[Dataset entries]
====

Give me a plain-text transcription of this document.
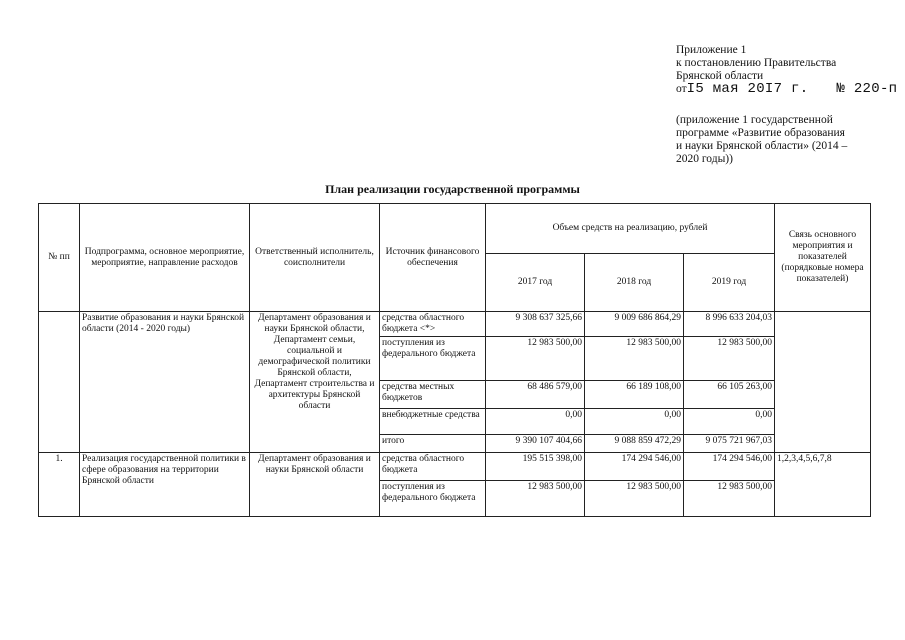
Приложение 1
к постановлению Правительства
Брянской области
отI5 мая 20I7 г. № 220-п
(приложение 1 государственной
программе «Развитие образования
и науки Брянской области» (2014 –
2020 годы))
План реализации государственной программы
№ пп	Подпрограмма, основное мероприятие, мероприятие, направление расходов	Ответственный исполнитель, соисполнители	Источник финансового обеспечения	Объем средств на реализацию, рублей			Связь основного мероприятия и показателей (порядковые номера показателей)
				2017 год	2018 год	2019 год	
	Развитие образования и науки Брянской области (2014 - 2020 годы)	Департамент образования и науки Брянской области, Департамент семьи, социальной и демографической политики Брянской области, Департамент строительства и архитектуры Брянской области	средства областного бюджета <*>	9 308 637 325,66	9 009 686 864,29	8 996 633 204,03	
			поступления из федерального бюджета	12 983 500,00	12 983 500,00	12 983 500,00	
			средства местных бюджетов	68 486 579,00	66 189 108,00	66 105 263,00	
			внебюджетные средства	0,00	0,00	0,00	
			итого	9 390 107 404,66	9 088 859 472,29	9 075 721 967,03	
1.	Реализация государственной политики в сфере образования на территории Брянской области	Департамент образования и науки Брянской области	средства областного бюджета	195 515 398,00	174 294 546,00	174 294 546,00	1,2,3,4,5,6,7,8
			поступления из федерального бюджета	12 983 500,00	12 983 500,00	12 983 500,00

====

Request: Omit the pictures, then output the rest of the listing exactly.

Problem solution:
Give me a plain-text transcription of this document.
Приложение 1
к постановлению Правительства
Брянской области
отI5 мая 20I7 г. № 220-п
(приложение 1 государственной
программе «Развитие образования
и науки Брянской области» (2014 –
2020 годы))
План реализации государственной программы
№ пп	Подпрограмма, основное мероприятие, мероприятие, направление расходов	Ответственный исполнитель, соисполнители	Источник финансового обеспечения	Объем средств на реализацию, рублей			Связь основного мероприятия и показателей (порядковые номера показателей)
				2017 год	2018 год	2019 год	
	Развитие образования и науки Брянской области (2014 - 2020 годы)	Департамент образования и науки Брянской области, Департамент семьи, социальной и демографической политики Брянской области, Департамент строительства и архитектуры Брянской области	средства областного бюджета <*>	9 308 637 325,66	9 009 686 864,29	8 996 633 204,03	
			поступления из федерального бюджета	12 983 500,00	12 983 500,00	12 983 500,00	
			средства местных бюджетов	68 486 579,00	66 189 108,00	66 105 263,00	
			внебюджетные средства	0,00	0,00	0,00	
			итого	9 390 107 404,66	9 088 859 472,29	9 075 721 967,03	
1.	Реализация государственной политики в сфере образования на территории Брянской области	Департамент образования и науки Брянской области	средства областного бюджета	195 515 398,00	174 294 546,00	174 294 546,00	1,2,3,4,5,6,7,8
			поступления из федерального бюджета	12 983 500,00	12 983 500,00	12 983 500,00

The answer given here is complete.